* **Problem description**
Transcribe every line, keeping it exact.

Data entries:
○ ○ ○ ○ ○ ○ ○

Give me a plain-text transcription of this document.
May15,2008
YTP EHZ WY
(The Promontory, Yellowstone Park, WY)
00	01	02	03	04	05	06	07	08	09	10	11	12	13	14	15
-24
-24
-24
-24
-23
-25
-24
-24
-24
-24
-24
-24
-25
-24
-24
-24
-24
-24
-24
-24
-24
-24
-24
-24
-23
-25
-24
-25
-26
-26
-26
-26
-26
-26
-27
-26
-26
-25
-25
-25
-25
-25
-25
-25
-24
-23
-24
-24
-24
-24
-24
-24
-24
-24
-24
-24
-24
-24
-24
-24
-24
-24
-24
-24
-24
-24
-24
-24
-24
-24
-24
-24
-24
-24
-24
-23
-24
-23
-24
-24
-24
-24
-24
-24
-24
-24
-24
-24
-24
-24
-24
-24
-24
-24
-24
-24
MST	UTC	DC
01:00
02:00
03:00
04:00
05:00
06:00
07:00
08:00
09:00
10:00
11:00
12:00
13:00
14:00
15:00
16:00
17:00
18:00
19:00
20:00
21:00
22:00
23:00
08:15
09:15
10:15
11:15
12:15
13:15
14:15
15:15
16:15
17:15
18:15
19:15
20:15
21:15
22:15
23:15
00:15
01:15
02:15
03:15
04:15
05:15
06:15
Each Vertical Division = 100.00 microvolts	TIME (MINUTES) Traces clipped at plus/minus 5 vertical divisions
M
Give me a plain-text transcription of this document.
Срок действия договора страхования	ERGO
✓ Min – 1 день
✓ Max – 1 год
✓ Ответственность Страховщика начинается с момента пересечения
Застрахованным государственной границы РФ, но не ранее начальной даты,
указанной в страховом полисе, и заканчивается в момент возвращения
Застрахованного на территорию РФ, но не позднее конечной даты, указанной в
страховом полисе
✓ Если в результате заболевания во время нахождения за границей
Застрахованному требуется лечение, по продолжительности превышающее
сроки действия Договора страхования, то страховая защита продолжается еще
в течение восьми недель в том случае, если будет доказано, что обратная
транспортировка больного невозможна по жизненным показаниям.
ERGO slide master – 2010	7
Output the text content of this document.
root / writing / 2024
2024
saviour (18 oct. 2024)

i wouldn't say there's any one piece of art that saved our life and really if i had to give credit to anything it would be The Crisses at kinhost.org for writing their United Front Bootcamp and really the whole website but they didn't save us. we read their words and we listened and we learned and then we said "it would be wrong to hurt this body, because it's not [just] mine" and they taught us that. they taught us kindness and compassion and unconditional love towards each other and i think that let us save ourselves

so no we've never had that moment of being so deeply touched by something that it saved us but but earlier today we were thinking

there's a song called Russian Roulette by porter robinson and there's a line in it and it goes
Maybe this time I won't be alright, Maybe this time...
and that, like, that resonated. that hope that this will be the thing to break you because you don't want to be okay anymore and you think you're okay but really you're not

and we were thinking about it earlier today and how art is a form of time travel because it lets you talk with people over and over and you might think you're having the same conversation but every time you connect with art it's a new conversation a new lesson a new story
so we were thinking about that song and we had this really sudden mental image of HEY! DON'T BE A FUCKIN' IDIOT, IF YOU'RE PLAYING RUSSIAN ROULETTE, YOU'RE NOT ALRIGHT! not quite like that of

○ ○ ○ ○ ○ ○ ○

* **Task response**
Give me a plain-text transcription of this document.
May15,2008
YTP EHZ WY
(The Promontory, Yellowstone Park, WY)
00	01	02	03	04	05	06	07	08	09	10	11	12	13	14	15
-24
-24
-24
-24
-23
-25
-24
-24
-24
-24
-24
-24
-25
-24
-24
-24
-24
-24
-24
-24
-24
-24
-24
-24
-23
-25
-24
-25
-26
-26
-26
-26
-26
-26
-27
-26
-26
-25
-25
-25
-25
-25
-25
-25
-24
-23
-24
-24
-24
-24
-24
-24
-24
-24
-24
-24
-24
-24
-24
-24
-24
-24
-24
-24
-24
-24
-24
-24
-24
-24
-24
-24
-24
-24
-24
-23
-24
-23
-24
-24
-24
-24
-24
-24
-24
-24
-24
-24
-24
-24
-24
-24
-24
-24
-24
-24
MST	UTC	DC
01:00
02:00
03:00
04:00
05:00
06:00
07:00
08:00
09:00
10:00
11:00
12:00
13:00
14:00
15:00
16:00
17:00
18:00
19:00
20:00
21:00
22:00
23:00
08:15
09:15
10:15
11:15
12:15
13:15
14:15
15:15
16:15
17:15
18:15
19:15
20:15
21:15
22:15
23:15
00:15
01:15
02:15
03:15
04:15
05:15
06:15
Each Vertical Division = 100.00 microvolts	TIME (MINUTES) Traces clipped at plus/minus 5 vertical divisions
M
Give me a plain-text transcription of this document.
Срок действия договора страхования	ERGO
✓ Min – 1 день
✓ Max – 1 год
✓ Ответственность Страховщика начинается с момента пересечения
Застрахованным государственной границы РФ, но не ранее начальной даты,
указанной в страховом полисе, и заканчивается в момент возвращения
Застрахованного на территорию РФ, но не позднее конечной даты, указанной в
страховом полисе
✓ Если в результате заболевания во время нахождения за границей
Застрахованному требуется лечение, по продолжительности превышающее
сроки действия Договора страхования, то страховая защита продолжается еще
в течение восьми недель в том случае, если будет доказано, что обратная
транспортировка больного невозможна по жизненным показаниям.
ERGO slide master – 2010	7
Output the text content of this document.
root / writing / 2024
2024
saviour (18 oct. 2024)

i wouldn't say there's any one piece of art that saved our life and really if i had to give credit to anything it would be The Crisses at kinhost.org for writing their United Front Bootcamp and really the whole website but they didn't save us. we read their words and we listened and we learned and then we said "it would be wrong to hurt this body, because it's not [just] mine" and they taught us that. they taught us kindness and compassion and unconditional love towards each other and i think that let us save ourselves

so no we've never had that moment of being so deeply touched by something that it saved us but but earlier today we were thinking

there's a song called Russian Roulette by porter robinson and there's a line in it and it goes
Maybe this time I won't be alright, Maybe this time...
and that, like, that resonated. that hope that this will be the thing to break you because you don't want to be okay anymore and you think you're okay but really you're not

and we were thinking about it earlier today and how art is a form of time travel because it lets you talk with people over and over and you might think you're having the same conversation but every time you connect with art it's a new conversation a new lesson a new story
so we were thinking about that song and we had this really sudden mental image of HEY! DON'T BE A FUCKIN' IDIOT, IF YOU'RE PLAYING RUSSIAN ROULETTE, YOU'RE NOT ALRIGHT! not quite like that of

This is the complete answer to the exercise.